--- Task data ---

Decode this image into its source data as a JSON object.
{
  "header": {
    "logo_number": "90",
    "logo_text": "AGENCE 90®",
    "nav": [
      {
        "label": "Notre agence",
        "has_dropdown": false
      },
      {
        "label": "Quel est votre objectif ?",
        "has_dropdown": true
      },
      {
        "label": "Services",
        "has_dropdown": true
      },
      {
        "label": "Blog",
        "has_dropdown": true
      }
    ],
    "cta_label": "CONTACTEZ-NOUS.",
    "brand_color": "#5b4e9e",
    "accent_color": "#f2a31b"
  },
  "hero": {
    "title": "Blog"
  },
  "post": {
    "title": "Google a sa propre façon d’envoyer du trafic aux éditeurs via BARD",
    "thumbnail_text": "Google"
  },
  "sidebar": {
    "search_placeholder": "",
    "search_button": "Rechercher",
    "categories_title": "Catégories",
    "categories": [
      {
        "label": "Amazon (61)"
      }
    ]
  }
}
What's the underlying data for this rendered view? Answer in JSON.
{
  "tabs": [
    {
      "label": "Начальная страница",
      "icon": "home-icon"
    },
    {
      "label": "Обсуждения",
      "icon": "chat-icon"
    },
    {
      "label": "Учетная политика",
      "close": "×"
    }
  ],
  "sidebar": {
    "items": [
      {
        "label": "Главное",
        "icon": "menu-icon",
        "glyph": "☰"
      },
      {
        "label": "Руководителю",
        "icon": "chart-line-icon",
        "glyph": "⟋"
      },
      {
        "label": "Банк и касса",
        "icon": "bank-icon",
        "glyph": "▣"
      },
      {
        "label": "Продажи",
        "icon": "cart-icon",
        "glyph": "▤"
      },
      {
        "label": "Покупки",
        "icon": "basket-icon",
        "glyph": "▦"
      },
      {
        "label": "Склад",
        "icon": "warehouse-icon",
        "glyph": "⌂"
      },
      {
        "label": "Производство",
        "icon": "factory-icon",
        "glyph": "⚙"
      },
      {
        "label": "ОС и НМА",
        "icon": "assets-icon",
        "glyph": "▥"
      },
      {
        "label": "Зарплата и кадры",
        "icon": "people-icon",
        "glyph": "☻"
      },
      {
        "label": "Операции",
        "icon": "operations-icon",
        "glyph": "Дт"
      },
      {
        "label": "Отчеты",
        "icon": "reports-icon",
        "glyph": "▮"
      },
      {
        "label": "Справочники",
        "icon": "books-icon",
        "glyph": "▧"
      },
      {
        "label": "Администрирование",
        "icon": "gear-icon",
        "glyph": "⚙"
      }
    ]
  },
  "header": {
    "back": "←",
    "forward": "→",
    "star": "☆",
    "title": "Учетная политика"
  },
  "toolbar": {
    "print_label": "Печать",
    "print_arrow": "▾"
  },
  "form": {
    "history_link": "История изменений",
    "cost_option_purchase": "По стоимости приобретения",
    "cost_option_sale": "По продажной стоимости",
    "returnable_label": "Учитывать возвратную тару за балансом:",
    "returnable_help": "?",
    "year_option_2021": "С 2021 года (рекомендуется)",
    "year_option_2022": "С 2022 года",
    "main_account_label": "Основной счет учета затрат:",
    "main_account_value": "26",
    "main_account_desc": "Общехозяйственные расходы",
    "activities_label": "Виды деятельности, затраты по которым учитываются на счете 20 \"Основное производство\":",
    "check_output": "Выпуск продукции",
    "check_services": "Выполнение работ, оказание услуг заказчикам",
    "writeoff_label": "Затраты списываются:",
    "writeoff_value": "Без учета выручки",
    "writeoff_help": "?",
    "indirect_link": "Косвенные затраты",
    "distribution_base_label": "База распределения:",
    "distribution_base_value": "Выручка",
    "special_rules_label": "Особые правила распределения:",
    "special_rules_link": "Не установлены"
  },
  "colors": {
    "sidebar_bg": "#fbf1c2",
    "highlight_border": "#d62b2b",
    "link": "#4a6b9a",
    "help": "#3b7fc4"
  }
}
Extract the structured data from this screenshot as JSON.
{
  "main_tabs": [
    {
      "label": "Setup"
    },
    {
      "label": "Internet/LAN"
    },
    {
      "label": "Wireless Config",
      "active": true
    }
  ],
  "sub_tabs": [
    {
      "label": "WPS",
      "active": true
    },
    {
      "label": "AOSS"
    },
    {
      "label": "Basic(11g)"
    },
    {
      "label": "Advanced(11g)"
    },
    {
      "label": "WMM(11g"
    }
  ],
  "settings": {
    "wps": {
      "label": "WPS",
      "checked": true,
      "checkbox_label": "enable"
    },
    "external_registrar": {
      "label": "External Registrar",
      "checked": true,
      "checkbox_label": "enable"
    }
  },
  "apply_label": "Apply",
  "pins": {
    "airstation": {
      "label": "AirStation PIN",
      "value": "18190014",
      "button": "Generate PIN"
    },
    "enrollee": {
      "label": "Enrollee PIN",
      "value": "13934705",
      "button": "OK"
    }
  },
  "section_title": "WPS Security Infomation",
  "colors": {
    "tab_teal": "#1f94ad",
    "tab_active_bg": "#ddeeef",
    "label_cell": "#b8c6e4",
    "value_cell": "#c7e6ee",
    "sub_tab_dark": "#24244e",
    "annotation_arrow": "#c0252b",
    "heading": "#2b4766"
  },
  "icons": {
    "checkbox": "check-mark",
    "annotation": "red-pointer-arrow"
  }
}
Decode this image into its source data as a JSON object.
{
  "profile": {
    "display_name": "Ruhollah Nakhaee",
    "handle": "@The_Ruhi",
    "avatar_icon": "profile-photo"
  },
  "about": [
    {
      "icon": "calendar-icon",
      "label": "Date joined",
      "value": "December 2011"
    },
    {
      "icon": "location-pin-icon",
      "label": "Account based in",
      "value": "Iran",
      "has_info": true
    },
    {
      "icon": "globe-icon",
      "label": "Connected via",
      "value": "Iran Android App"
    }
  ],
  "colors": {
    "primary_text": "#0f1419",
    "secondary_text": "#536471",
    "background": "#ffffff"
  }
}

---

**The request:** Write the data back out verbatim.

**Response for this exercise:**
Decode this image into its source data as a JSON object.
{
  "header": {
    "logo_number": "90",
    "logo_text": "AGENCE 90®",
    "nav": [
      {
        "label": "Notre agence",
        "has_dropdown": false
      },
      {
        "label": "Quel est votre objectif ?",
        "has_dropdown": true
      },
      {
        "label": "Services",
        "has_dropdown": true
      },
      {
        "label": "Blog",
        "has_dropdown": true
      }
    ],
    "cta_label": "CONTACTEZ-NOUS.",
    "brand_color": "#5b4e9e",
    "accent_color": "#f2a31b"
  },
  "hero": {
    "title": "Blog"
  },
  "post": {
    "title": "Google a sa propre façon d’envoyer du trafic aux éditeurs via BARD",
    "thumbnail_text": "Google"
  },
  "sidebar": {
    "search_placeholder": "",
    "search_button": "Rechercher",
    "categories_title": "Catégories",
    "categories": [
      {
        "label": "Amazon (61)"
      }
    ]
  }
}
What's the underlying data for this rendered view? Answer in JSON.
{
  "tabs": [
    {
      "label": "Начальная страница",
      "icon": "home-icon"
    },
    {
      "label": "Обсуждения",
      "icon": "chat-icon"
    },
    {
      "label": "Учетная политика",
      "close": "×"
    }
  ],
  "sidebar": {
    "items": [
      {
        "label": "Главное",
        "icon": "menu-icon",
        "glyph": "☰"
      },
      {
        "label": "Руководителю",
        "icon": "chart-line-icon",
        "glyph": "⟋"
      },
      {
        "label": "Банк и касса",
        "icon": "bank-icon",
        "glyph": "▣"
      },
      {
        "label": "Продажи",
        "icon": "cart-icon",
        "glyph": "▤"
      },
      {
        "label": "Покупки",
        "icon": "basket-icon",
        "glyph": "▦"
      },
      {
        "label": "Склад",
        "icon": "warehouse-icon",
        "glyph": "⌂"
      },
      {
        "label": "Производство",
        "icon": "factory-icon",
        "glyph": "⚙"
      },
      {
        "label": "ОС и НМА",
        "icon": "assets-icon",
        "glyph": "▥"
      },
      {
        "label": "Зарплата и кадры",
        "icon": "people-icon",
        "glyph": "☻"
      },
      {
        "label": "Операции",
        "icon": "operations-icon",
        "glyph": "Дт"
      },
      {
        "label": "Отчеты",
        "icon": "reports-icon",
        "glyph": "▮"
      },
      {
        "label": "Справочники",
        "icon": "books-icon",
        "glyph": "▧"
      },
      {
        "label": "Администрирование",
        "icon": "gear-icon",
        "glyph": "⚙"
      }
    ]
  },
  "header": {
    "back": "←",
    "forward": "→",
    "star": "☆",
    "title": "Учетная политика"
  },
  "toolbar": {
    "print_label": "Печать",
    "print_arrow": "▾"
  },
  "form": {
    "history_link": "История изменений",
    "cost_option_purchase": "По стоимости приобретения",
    "cost_option_sale": "По продажной стоимости",
    "returnable_label": "Учитывать возвратную тару за балансом:",
    "returnable_help": "?",
    "year_option_2021": "С 2021 года (рекомендуется)",
    "year_option_2022": "С 2022 года",
    "main_account_label": "Основной счет учета затрат:",
    "main_account_value": "26",
    "main_account_desc": "Общехозяйственные расходы",
    "activities_label": "Виды деятельности, затраты по которым учитываются на счете 20 \"Основное производство\":",
    "check_output": "Выпуск продукции",
    "check_services": "Выполнение работ, оказание услуг заказчикам",
    "writeoff_label": "Затраты списываются:",
    "writeoff_value": "Без учета выручки",
    "writeoff_help": "?",
    "indirect_link": "Косвенные затраты",
    "distribution_base_label": "База распределения:",
    "distribution_base_value": "Выручка",
    "special_rules_label": "Особые правила распределения:",
    "special_rules_link": "Не установлены"
  },
  "colors": {
    "sidebar_bg": "#fbf1c2",
    "highlight_border": "#d62b2b",
    "link": "#4a6b9a",
    "help": "#3b7fc4"
  }
}
Extract the structured data from this screenshot as JSON.
{
  "main_tabs": [
    {
      "label": "Setup"
    },
    {
      "label": "Internet/LAN"
    },
    {
      "label": "Wireless Config",
      "active": true
    }
  ],
  "sub_tabs": [
    {
      "label": "WPS",
      "active": true
    },
    {
      "label": "AOSS"
    },
    {
      "label": "Basic(11g)"
    },
    {
      "label": "Advanced(11g)"
    },
    {
      "label": "WMM(11g"
    }
  ],
  "settings": {
    "wps": {
      "label": "WPS",
      "checked": true,
      "checkbox_label": "enable"
    },
    "external_registrar": {
      "label": "External Registrar",
      "checked": true,
      "checkbox_label": "enable"
    }
  },
  "apply_label": "Apply",
  "pins": {
    "airstation": {
      "label": "AirStation PIN",
      "value": "18190014",
      "button": "Generate PIN"
    },
    "enrollee": {
      "label": "Enrollee PIN",
      "value": "13934705",
      "button": "OK"
    }
  },
  "section_title": "WPS Security Infomation",
  "colors": {
    "tab_teal": "#1f94ad",
    "tab_active_bg": "#ddeeef",
    "label_cell": "#b8c6e4",
    "value_cell": "#c7e6ee",
    "sub_tab_dark": "#24244e",
    "annotation_arrow": "#c0252b",
    "heading": "#2b4766"
  },
  "icons": {
    "checkbox": "check-mark",
    "annotation": "red-pointer-arrow"
  }
}
Decode this image into its source data as a JSON object.
{
  "profile": {
    "display_name": "Ruhollah Nakhaee",
    "handle": "@The_Ruhi",
    "avatar_icon": "profile-photo"
  },
  "about": [
    {
      "icon": "calendar-icon",
      "label": "Date joined",
      "value": "December 2011"
    },
    {
      "icon": "location-pin-icon",
      "label": "Account based in",
      "value": "Iran",
      "has_info": true
    },
    {
      "icon": "globe-icon",
      "label": "Connected via",
      "value": "Iran Android App"
    }
  ],
  "colors": {
    "primary_text": "#0f1419",
    "secondary_text": "#536471",
    "background": "#ffffff"
  }
}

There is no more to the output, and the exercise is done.